═══ RECORD SET ═══
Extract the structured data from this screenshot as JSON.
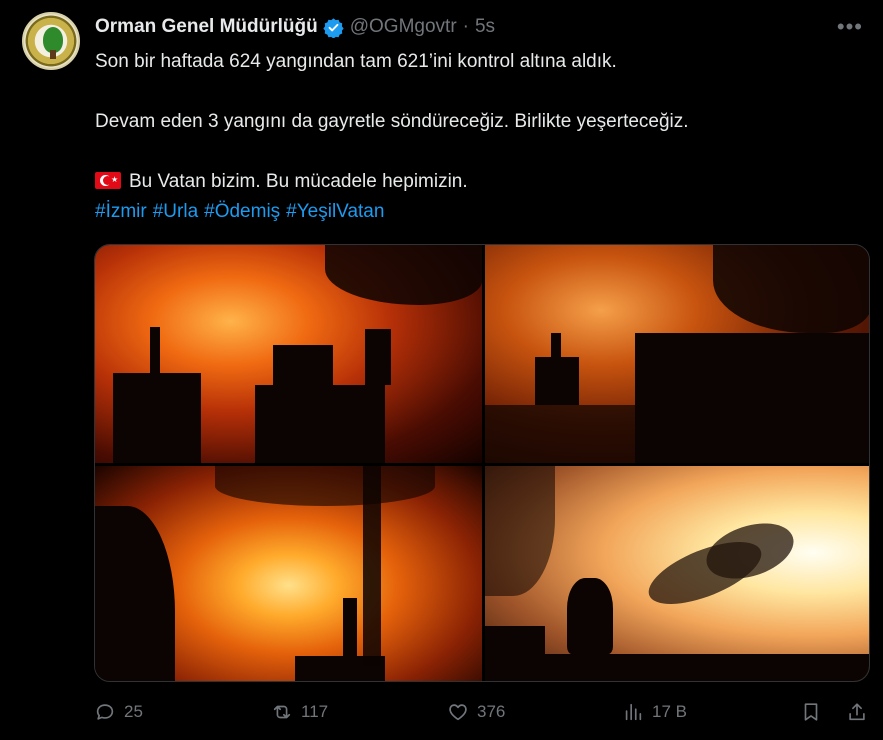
{
  "tweet": {
    "author_name": "Orman Genel Müdürlüğü",
    "handle": "@OGMgovtr",
    "separator": "·",
    "time": "5s",
    "line1": "Son bir haftada 624 yangından tam 621’ini kontrol altına aldık.",
    "line2": "Devam eden 3 yangını da gayretle söndüreceğiz. Birlikte yeşerteceğiz.",
    "line3": "Bu Vatan bizim. Bu mücadele hepimizin.",
    "hashtags": [
      "#İzmir",
      "#Urla",
      "#Ödemiş",
      "#YeşilVatan"
    ]
  },
  "actions": {
    "replies": "25",
    "reposts": "117",
    "likes": "376",
    "views": "17 B"
  },
  "icons": {
    "verified": "verified-badge-icon",
    "more": "more-icon",
    "reply": "reply-icon",
    "repost": "repost-icon",
    "like": "heart-icon",
    "views": "views-icon",
    "bookmark": "bookmark-icon",
    "share": "share-icon",
    "flag": "turkey-flag-icon"
  },
  "colors": {
    "background": "#000000",
    "text": "#e7e9ea",
    "muted": "#71767b",
    "hashtag": "#1d9bf0",
    "verified": "#1d9bf0"
  }
}
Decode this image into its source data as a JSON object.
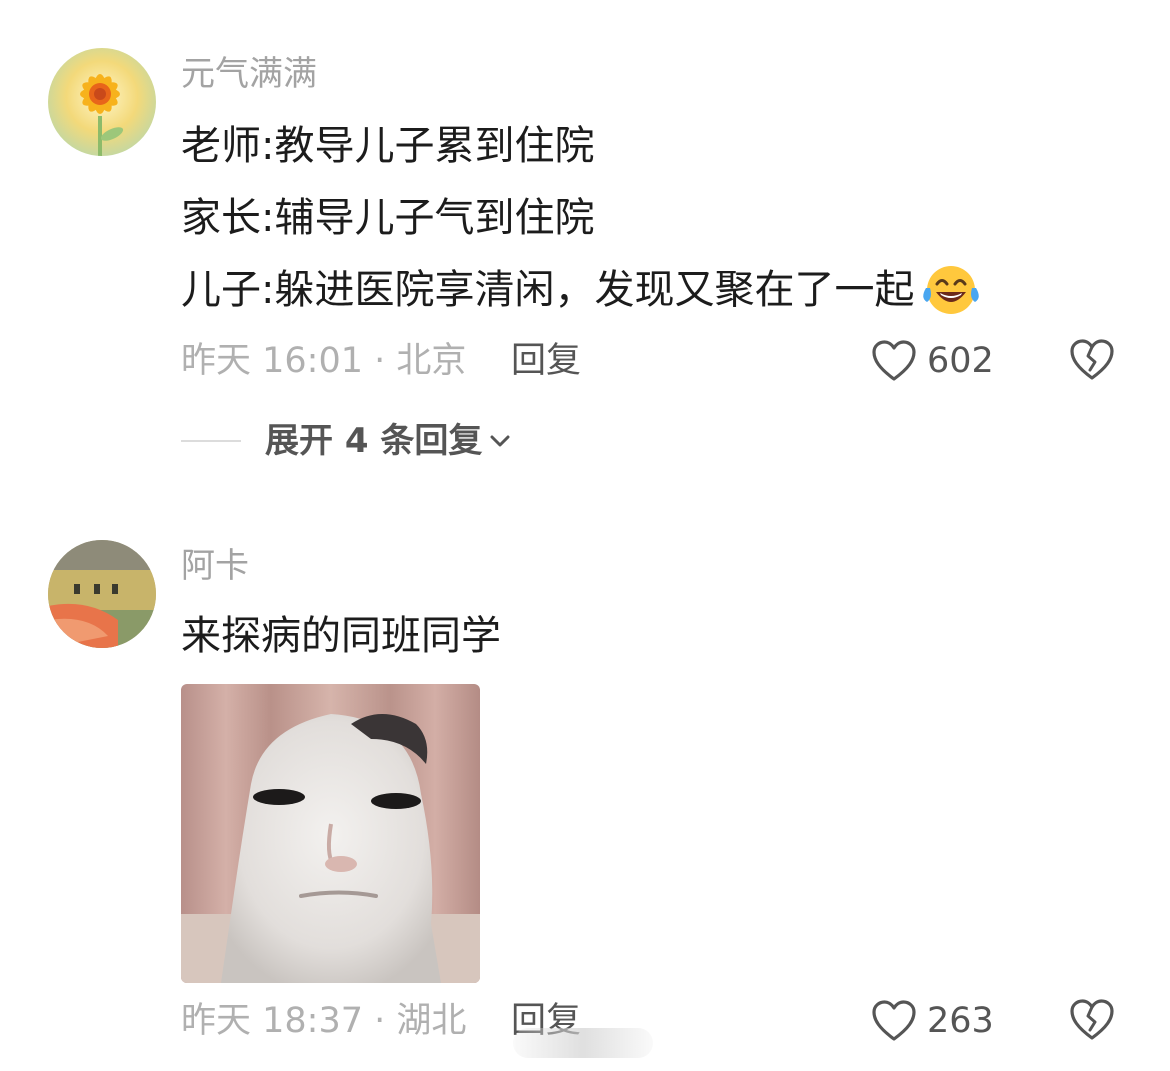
{
  "comments": [
    {
      "username": "元气满满",
      "lines": [
        "老师:教导儿子累到住院",
        "家长:辅导儿子气到住院",
        "儿子:躲进医院享清闲，发现又聚在了一起"
      ],
      "emoji": "tears-of-joy-emoji",
      "time_location": "昨天 16:01 · 北京",
      "reply_label": "回复",
      "likes": "602",
      "expand_replies": "展开 4 条回复"
    },
    {
      "username": "阿卡",
      "lines": [
        "来探病的同班同学"
      ],
      "image": "meme-face-image",
      "time_location": "昨天 18:37 · 湖北",
      "reply_label": "回复",
      "likes": "263"
    }
  ],
  "icons": {
    "like": "heart-outline-icon",
    "dislike": "broken-heart-icon",
    "expand": "chevron-down-icon"
  },
  "colors": {
    "username": "#a3a3a3",
    "body_text": "#1c1c1c",
    "meta_text": "#b0b0b0",
    "action_text": "#555555"
  }
}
═══
◆ **PROBLEM TO WORK ON**
From the records given above, copy all lines containing "heart".

◆ **ANSWER**
    "like": "heart-icon",
    "like": "heart-outline-icon",
    "dislike": "broken-heart-icon",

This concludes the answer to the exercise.